---------- MATERIAL PROVIDED ----------

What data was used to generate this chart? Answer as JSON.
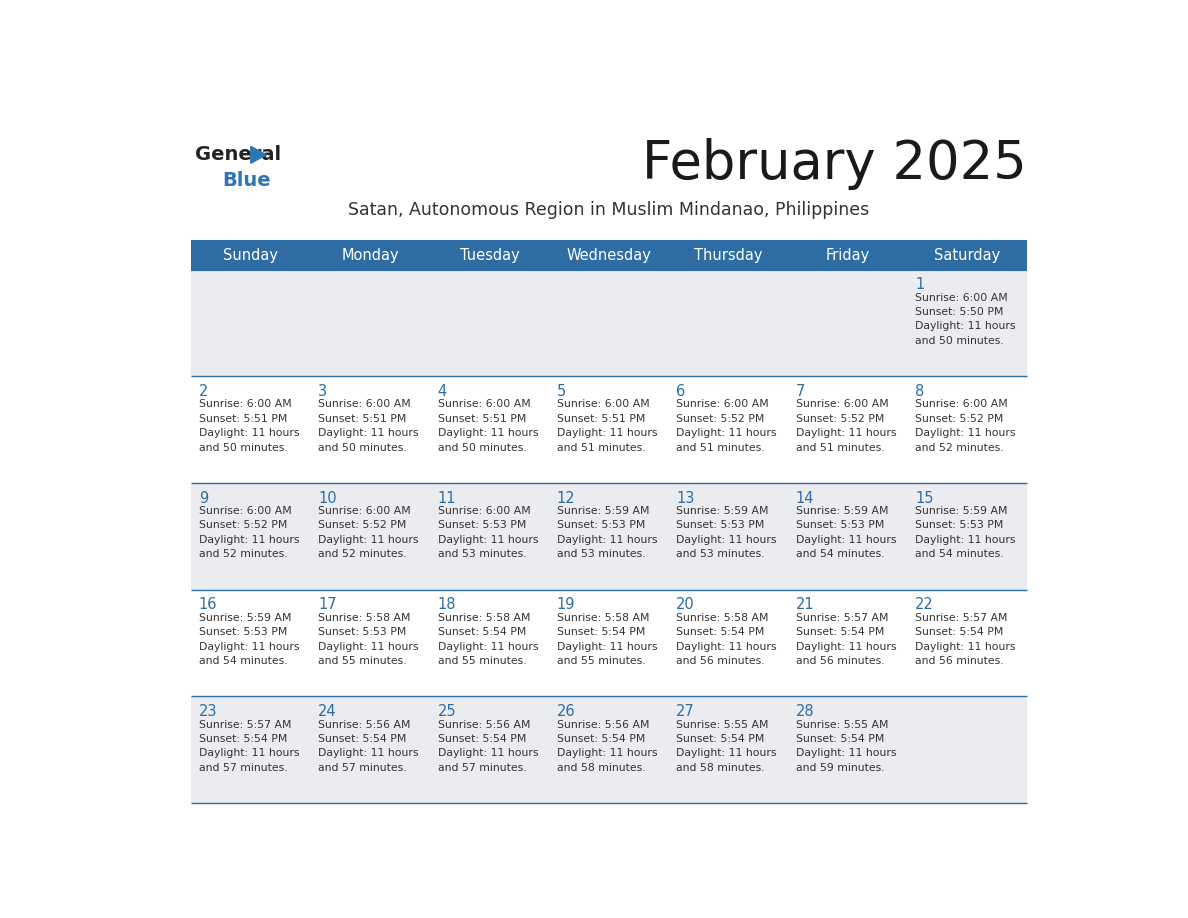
{
  "title": "February 2025",
  "subtitle": "Satan, Autonomous Region in Muslim Mindanao, Philippines",
  "days_of_week": [
    "Sunday",
    "Monday",
    "Tuesday",
    "Wednesday",
    "Thursday",
    "Friday",
    "Saturday"
  ],
  "header_bg_color": "#2E6DA4",
  "header_text_color": "#FFFFFF",
  "cell_bg_color_light": "#EAECF0",
  "cell_bg_color_white": "#FFFFFF",
  "border_color": "#2E6DA4",
  "day_number_color": "#2E6DA4",
  "cell_text_color": "#333333",
  "logo_blue_color": "#2E75B6",
  "calendar_data": [
    [
      {
        "day": null,
        "info": ""
      },
      {
        "day": null,
        "info": ""
      },
      {
        "day": null,
        "info": ""
      },
      {
        "day": null,
        "info": ""
      },
      {
        "day": null,
        "info": ""
      },
      {
        "day": null,
        "info": ""
      },
      {
        "day": 1,
        "info": "Sunrise: 6:00 AM\nSunset: 5:50 PM\nDaylight: 11 hours\nand 50 minutes."
      }
    ],
    [
      {
        "day": 2,
        "info": "Sunrise: 6:00 AM\nSunset: 5:51 PM\nDaylight: 11 hours\nand 50 minutes."
      },
      {
        "day": 3,
        "info": "Sunrise: 6:00 AM\nSunset: 5:51 PM\nDaylight: 11 hours\nand 50 minutes."
      },
      {
        "day": 4,
        "info": "Sunrise: 6:00 AM\nSunset: 5:51 PM\nDaylight: 11 hours\nand 50 minutes."
      },
      {
        "day": 5,
        "info": "Sunrise: 6:00 AM\nSunset: 5:51 PM\nDaylight: 11 hours\nand 51 minutes."
      },
      {
        "day": 6,
        "info": "Sunrise: 6:00 AM\nSunset: 5:52 PM\nDaylight: 11 hours\nand 51 minutes."
      },
      {
        "day": 7,
        "info": "Sunrise: 6:00 AM\nSunset: 5:52 PM\nDaylight: 11 hours\nand 51 minutes."
      },
      {
        "day": 8,
        "info": "Sunrise: 6:00 AM\nSunset: 5:52 PM\nDaylight: 11 hours\nand 52 minutes."
      }
    ],
    [
      {
        "day": 9,
        "info": "Sunrise: 6:00 AM\nSunset: 5:52 PM\nDaylight: 11 hours\nand 52 minutes."
      },
      {
        "day": 10,
        "info": "Sunrise: 6:00 AM\nSunset: 5:52 PM\nDaylight: 11 hours\nand 52 minutes."
      },
      {
        "day": 11,
        "info": "Sunrise: 6:00 AM\nSunset: 5:53 PM\nDaylight: 11 hours\nand 53 minutes."
      },
      {
        "day": 12,
        "info": "Sunrise: 5:59 AM\nSunset: 5:53 PM\nDaylight: 11 hours\nand 53 minutes."
      },
      {
        "day": 13,
        "info": "Sunrise: 5:59 AM\nSunset: 5:53 PM\nDaylight: 11 hours\nand 53 minutes."
      },
      {
        "day": 14,
        "info": "Sunrise: 5:59 AM\nSunset: 5:53 PM\nDaylight: 11 hours\nand 54 minutes."
      },
      {
        "day": 15,
        "info": "Sunrise: 5:59 AM\nSunset: 5:53 PM\nDaylight: 11 hours\nand 54 minutes."
      }
    ],
    [
      {
        "day": 16,
        "info": "Sunrise: 5:59 AM\nSunset: 5:53 PM\nDaylight: 11 hours\nand 54 minutes."
      },
      {
        "day": 17,
        "info": "Sunrise: 5:58 AM\nSunset: 5:53 PM\nDaylight: 11 hours\nand 55 minutes."
      },
      {
        "day": 18,
        "info": "Sunrise: 5:58 AM\nSunset: 5:54 PM\nDaylight: 11 hours\nand 55 minutes."
      },
      {
        "day": 19,
        "info": "Sunrise: 5:58 AM\nSunset: 5:54 PM\nDaylight: 11 hours\nand 55 minutes."
      },
      {
        "day": 20,
        "info": "Sunrise: 5:58 AM\nSunset: 5:54 PM\nDaylight: 11 hours\nand 56 minutes."
      },
      {
        "day": 21,
        "info": "Sunrise: 5:57 AM\nSunset: 5:54 PM\nDaylight: 11 hours\nand 56 minutes."
      },
      {
        "day": 22,
        "info": "Sunrise: 5:57 AM\nSunset: 5:54 PM\nDaylight: 11 hours\nand 56 minutes."
      }
    ],
    [
      {
        "day": 23,
        "info": "Sunrise: 5:57 AM\nSunset: 5:54 PM\nDaylight: 11 hours\nand 57 minutes."
      },
      {
        "day": 24,
        "info": "Sunrise: 5:56 AM\nSunset: 5:54 PM\nDaylight: 11 hours\nand 57 minutes."
      },
      {
        "day": 25,
        "info": "Sunrise: 5:56 AM\nSunset: 5:54 PM\nDaylight: 11 hours\nand 57 minutes."
      },
      {
        "day": 26,
        "info": "Sunrise: 5:56 AM\nSunset: 5:54 PM\nDaylight: 11 hours\nand 58 minutes."
      },
      {
        "day": 27,
        "info": "Sunrise: 5:55 AM\nSunset: 5:54 PM\nDaylight: 11 hours\nand 58 minutes."
      },
      {
        "day": 28,
        "info": "Sunrise: 5:55 AM\nSunset: 5:54 PM\nDaylight: 11 hours\nand 59 minutes."
      },
      {
        "day": null,
        "info": ""
      }
    ]
  ]
}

----------

TASK OBJECTIVE
Copy each line above that contains the string "FFFFFF".

RESULT OF THE TASK
  "header_text_color": "#FFFFFF",
  "cell_bg_color_white": "#FFFFFF",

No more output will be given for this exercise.